● **GIVEN PROBLEM**
Your task is to copy every line of the entries that contains "economic".

● **DATASET EXTRACT**
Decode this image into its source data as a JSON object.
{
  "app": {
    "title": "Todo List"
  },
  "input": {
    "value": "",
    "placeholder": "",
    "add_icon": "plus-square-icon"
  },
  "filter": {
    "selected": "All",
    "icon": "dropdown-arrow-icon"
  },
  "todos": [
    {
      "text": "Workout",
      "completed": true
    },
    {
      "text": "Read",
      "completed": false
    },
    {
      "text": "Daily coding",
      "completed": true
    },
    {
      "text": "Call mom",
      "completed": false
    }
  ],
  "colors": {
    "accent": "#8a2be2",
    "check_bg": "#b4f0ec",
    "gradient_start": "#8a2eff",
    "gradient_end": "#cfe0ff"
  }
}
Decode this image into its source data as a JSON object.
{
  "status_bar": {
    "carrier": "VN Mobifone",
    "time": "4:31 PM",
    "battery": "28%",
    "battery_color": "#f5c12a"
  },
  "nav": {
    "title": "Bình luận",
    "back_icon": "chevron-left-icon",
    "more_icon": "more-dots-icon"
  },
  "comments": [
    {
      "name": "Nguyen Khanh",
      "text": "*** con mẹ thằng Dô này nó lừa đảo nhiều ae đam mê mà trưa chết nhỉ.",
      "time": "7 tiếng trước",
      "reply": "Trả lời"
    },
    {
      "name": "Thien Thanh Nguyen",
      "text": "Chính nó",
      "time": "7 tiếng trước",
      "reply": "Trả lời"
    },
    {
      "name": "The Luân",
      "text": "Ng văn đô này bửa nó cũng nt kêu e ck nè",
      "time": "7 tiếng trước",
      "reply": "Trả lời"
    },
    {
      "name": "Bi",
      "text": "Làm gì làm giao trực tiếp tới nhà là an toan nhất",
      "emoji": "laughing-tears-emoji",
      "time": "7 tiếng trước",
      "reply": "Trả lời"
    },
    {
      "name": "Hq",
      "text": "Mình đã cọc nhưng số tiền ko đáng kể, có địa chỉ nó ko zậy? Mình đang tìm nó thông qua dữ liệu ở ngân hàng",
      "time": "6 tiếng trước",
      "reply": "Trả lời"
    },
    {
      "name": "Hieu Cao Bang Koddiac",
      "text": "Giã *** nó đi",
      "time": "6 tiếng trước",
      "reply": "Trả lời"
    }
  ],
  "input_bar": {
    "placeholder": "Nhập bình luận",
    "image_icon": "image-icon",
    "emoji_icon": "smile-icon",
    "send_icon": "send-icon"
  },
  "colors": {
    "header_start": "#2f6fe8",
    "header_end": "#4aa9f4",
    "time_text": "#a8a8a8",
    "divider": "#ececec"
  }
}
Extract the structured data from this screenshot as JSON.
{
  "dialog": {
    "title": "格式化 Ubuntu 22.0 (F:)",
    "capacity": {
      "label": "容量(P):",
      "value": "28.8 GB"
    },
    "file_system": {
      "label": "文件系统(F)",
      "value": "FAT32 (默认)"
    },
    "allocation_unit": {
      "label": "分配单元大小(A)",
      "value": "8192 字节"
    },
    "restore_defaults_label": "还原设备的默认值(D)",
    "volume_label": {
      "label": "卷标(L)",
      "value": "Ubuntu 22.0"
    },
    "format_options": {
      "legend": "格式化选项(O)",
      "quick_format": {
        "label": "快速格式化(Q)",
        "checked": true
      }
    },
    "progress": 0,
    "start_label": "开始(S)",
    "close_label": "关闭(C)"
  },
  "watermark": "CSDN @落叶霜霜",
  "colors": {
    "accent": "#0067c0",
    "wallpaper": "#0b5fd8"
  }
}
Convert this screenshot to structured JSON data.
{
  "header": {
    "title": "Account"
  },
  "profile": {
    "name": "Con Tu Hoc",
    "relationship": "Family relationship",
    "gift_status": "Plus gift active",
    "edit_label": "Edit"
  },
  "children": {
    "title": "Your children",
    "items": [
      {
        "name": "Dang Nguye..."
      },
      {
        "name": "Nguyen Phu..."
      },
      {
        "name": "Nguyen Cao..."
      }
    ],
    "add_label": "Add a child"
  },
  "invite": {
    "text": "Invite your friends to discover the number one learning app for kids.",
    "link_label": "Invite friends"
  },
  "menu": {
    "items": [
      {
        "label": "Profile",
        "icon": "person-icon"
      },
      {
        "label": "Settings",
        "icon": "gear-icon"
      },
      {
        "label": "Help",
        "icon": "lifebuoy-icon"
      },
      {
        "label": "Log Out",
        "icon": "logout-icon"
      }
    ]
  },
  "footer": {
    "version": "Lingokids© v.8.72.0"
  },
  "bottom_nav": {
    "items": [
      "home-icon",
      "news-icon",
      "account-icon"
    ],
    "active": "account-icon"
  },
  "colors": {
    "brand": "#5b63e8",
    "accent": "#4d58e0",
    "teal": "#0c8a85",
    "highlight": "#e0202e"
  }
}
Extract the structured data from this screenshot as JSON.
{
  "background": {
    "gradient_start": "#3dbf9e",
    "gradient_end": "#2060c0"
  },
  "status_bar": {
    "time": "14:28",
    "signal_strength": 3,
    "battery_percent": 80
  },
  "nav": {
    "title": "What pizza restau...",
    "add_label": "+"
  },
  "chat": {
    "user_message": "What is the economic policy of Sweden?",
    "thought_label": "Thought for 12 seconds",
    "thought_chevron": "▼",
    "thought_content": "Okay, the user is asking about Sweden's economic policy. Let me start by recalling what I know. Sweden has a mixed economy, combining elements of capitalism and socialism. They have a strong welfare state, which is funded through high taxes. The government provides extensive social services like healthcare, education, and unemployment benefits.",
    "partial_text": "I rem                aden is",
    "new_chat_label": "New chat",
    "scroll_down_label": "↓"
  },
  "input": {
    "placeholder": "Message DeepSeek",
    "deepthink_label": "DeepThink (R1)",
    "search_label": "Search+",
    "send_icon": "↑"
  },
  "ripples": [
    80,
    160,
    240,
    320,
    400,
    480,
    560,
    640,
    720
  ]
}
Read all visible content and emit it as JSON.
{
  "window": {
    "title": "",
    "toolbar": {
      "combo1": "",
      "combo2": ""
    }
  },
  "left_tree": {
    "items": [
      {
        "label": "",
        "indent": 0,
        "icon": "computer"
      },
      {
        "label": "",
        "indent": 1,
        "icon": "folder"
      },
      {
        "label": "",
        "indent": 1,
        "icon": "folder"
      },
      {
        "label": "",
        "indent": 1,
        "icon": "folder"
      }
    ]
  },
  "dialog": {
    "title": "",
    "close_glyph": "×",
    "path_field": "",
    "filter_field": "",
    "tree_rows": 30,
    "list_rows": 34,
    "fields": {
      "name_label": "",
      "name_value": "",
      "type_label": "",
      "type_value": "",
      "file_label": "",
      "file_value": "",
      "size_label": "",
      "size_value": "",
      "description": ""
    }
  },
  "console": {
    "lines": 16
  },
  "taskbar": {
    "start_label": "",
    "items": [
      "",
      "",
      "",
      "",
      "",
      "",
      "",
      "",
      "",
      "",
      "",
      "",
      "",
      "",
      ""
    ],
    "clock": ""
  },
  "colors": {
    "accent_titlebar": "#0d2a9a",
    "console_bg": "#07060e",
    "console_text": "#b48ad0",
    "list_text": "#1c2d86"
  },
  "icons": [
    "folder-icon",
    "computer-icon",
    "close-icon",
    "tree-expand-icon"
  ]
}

● **PROBLEM SOLUTION**
    "user_message": "What is the economic policy of Sweden?",
    "thought_content": "Okay, the user is asking about Sweden's economic policy. Let me start by recalling what I know. Sweden has a mixed economy, combining elements of capitalism and socialism. They have a strong welfare state, which is funded through high taxes. The government provides extensive social services like healthcare, education, and unemployment benefits.",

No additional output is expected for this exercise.